(Dataset excerpts)
———
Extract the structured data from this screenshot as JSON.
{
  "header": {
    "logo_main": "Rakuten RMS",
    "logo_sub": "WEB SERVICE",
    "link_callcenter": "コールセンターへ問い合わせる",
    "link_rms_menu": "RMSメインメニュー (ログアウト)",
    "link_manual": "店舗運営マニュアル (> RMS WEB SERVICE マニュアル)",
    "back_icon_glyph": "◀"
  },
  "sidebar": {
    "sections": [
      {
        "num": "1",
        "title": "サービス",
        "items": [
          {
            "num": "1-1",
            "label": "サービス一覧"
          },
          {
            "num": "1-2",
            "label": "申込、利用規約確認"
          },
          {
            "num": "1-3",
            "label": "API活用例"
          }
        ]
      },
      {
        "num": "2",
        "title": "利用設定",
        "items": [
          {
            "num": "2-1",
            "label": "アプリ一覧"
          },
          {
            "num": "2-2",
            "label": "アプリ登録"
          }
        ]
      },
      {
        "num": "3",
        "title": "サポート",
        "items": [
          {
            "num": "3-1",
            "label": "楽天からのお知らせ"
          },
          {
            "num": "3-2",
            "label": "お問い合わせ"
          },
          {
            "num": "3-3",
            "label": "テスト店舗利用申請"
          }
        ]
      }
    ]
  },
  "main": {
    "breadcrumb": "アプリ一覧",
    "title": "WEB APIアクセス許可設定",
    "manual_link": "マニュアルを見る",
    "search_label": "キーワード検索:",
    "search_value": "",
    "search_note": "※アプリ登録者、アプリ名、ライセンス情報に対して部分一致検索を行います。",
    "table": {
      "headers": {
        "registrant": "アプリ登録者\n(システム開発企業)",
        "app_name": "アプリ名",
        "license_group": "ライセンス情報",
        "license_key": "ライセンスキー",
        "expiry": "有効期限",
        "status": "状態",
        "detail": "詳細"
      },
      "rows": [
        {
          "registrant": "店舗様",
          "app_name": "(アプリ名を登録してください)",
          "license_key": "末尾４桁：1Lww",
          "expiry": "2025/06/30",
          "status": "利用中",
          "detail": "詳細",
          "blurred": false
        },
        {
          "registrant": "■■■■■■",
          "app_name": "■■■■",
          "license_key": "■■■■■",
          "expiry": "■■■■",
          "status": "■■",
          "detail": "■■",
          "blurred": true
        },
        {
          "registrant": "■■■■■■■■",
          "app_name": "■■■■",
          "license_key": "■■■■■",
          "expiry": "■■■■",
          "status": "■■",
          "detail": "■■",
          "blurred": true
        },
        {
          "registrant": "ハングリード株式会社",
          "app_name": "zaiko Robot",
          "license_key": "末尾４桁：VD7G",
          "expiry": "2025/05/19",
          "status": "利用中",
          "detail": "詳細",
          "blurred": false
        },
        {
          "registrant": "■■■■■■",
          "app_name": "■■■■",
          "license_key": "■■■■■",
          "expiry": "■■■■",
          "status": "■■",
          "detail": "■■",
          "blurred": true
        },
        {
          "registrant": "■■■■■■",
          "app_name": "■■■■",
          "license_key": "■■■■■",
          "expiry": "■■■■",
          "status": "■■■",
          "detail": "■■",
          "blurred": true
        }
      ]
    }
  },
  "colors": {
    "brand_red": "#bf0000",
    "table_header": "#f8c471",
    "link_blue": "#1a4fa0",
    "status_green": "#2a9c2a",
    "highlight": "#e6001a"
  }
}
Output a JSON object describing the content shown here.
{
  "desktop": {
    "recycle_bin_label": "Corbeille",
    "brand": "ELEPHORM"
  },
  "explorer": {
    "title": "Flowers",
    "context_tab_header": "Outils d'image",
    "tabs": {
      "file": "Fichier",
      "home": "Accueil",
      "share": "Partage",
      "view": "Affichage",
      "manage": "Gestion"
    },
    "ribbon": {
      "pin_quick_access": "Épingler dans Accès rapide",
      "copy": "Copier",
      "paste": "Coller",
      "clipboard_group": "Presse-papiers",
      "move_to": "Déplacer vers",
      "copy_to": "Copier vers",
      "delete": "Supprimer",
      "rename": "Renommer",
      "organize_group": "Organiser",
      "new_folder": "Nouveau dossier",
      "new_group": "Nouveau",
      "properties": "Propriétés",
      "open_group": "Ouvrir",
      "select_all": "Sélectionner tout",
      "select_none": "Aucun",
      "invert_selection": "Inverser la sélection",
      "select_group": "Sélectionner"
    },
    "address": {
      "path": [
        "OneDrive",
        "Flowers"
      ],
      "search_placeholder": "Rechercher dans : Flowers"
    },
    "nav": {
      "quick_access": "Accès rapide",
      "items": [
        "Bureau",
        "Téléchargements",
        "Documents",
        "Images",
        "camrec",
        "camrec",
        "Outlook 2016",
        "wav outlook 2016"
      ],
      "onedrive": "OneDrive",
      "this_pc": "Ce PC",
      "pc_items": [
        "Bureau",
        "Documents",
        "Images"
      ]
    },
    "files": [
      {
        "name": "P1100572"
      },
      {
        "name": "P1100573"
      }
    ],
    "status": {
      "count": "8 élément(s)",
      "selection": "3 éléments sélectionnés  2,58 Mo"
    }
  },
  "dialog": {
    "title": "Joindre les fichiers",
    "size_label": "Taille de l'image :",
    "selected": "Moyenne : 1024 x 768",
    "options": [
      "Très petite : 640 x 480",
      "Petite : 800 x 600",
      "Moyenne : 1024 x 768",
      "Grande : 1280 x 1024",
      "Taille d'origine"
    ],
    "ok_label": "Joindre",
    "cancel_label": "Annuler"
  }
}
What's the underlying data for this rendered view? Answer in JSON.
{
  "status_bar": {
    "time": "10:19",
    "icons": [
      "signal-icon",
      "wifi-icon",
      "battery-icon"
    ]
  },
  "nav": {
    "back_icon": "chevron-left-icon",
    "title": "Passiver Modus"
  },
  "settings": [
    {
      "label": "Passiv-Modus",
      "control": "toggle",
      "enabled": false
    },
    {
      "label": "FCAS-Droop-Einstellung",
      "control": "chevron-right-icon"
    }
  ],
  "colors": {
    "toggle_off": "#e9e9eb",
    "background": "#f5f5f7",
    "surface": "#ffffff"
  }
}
———
Required task:
Scan the lines for the string "アプリ登録者". Pick out every line that has it.

Result for this exercise:
    "search_note": "※アプリ登録者、アプリ名、ライセンス情報に対して部分一致検索を行います。",
        "registrant": "アプリ登録者\n(システム開発企業)",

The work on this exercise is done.